Data records:
▬▬▬▬▬▬
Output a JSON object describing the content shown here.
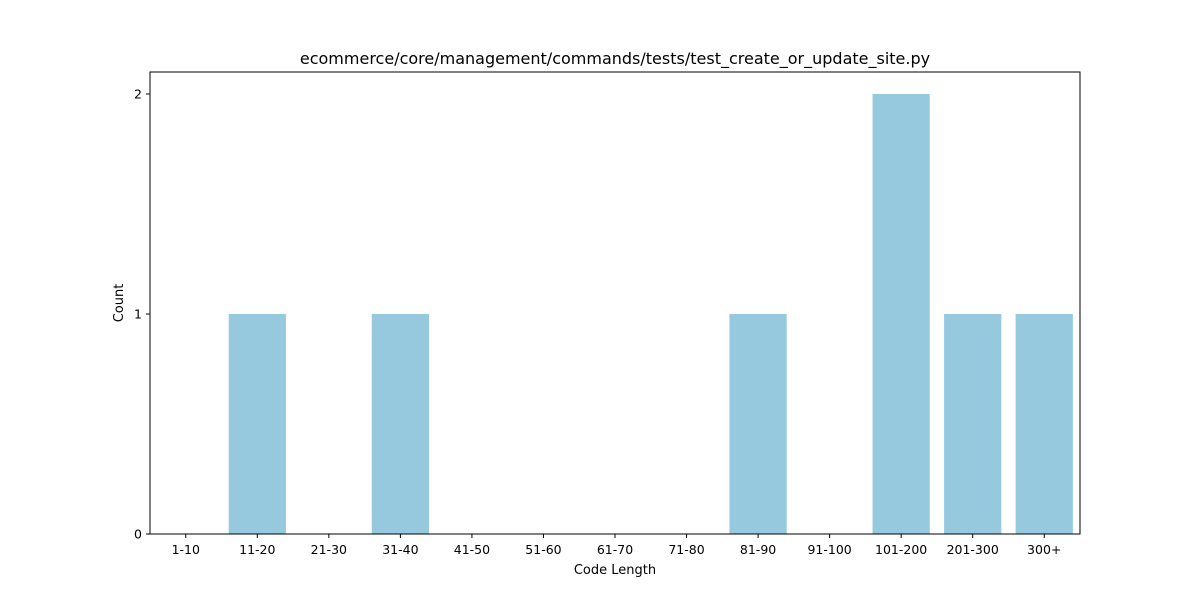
{
  "chart_data": {
    "type": "bar",
    "title": "ecommerce/core/management/commands/tests/test_create_or_update_site.py",
    "xlabel": "Code Length",
    "ylabel": "Count",
    "categories": [
      "1-10",
      "11-20",
      "21-30",
      "31-40",
      "41-50",
      "51-60",
      "61-70",
      "71-80",
      "81-90",
      "91-100",
      "101-200",
      "201-300",
      "300+"
    ],
    "values": [
      0,
      1,
      0,
      1,
      0,
      0,
      0,
      0,
      1,
      0,
      2,
      1,
      1
    ],
    "ylim": [
      0,
      2.1
    ],
    "yticks": [
      0,
      1,
      2
    ],
    "ytick_labels": [
      "0",
      "1",
      "2"
    ],
    "bar_color": "#96c9de",
    "grid": false,
    "legend": "none"
  }
}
▬▬▬▬▬▬
- **What to do**
Copy out all the entries exactly. Images stay out of the copy.

- **Correct answer**
Output a JSON object describing the content shown here.
{
  "chart_data": {
    "type": "bar",
    "title": "ecommerce/core/management/commands/tests/test_create_or_update_site.py",
    "xlabel": "Code Length",
    "ylabel": "Count",
    "categories": [
      "1-10",
      "11-20",
      "21-30",
      "31-40",
      "41-50",
      "51-60",
      "61-70",
      "71-80",
      "81-90",
      "91-100",
      "101-200",
      "201-300",
      "300+"
    ],
    "values": [
      0,
      1,
      0,
      1,
      0,
      0,
      0,
      0,
      1,
      0,
      2,
      1,
      1
    ],
    "ylim": [
      0,
      2.1
    ],
    "yticks": [
      0,
      1,
      2
    ],
    "ytick_labels": [
      "0",
      "1",
      "2"
    ],
    "bar_color": "#96c9de",
    "grid": false,
    "legend": "none"
  }
}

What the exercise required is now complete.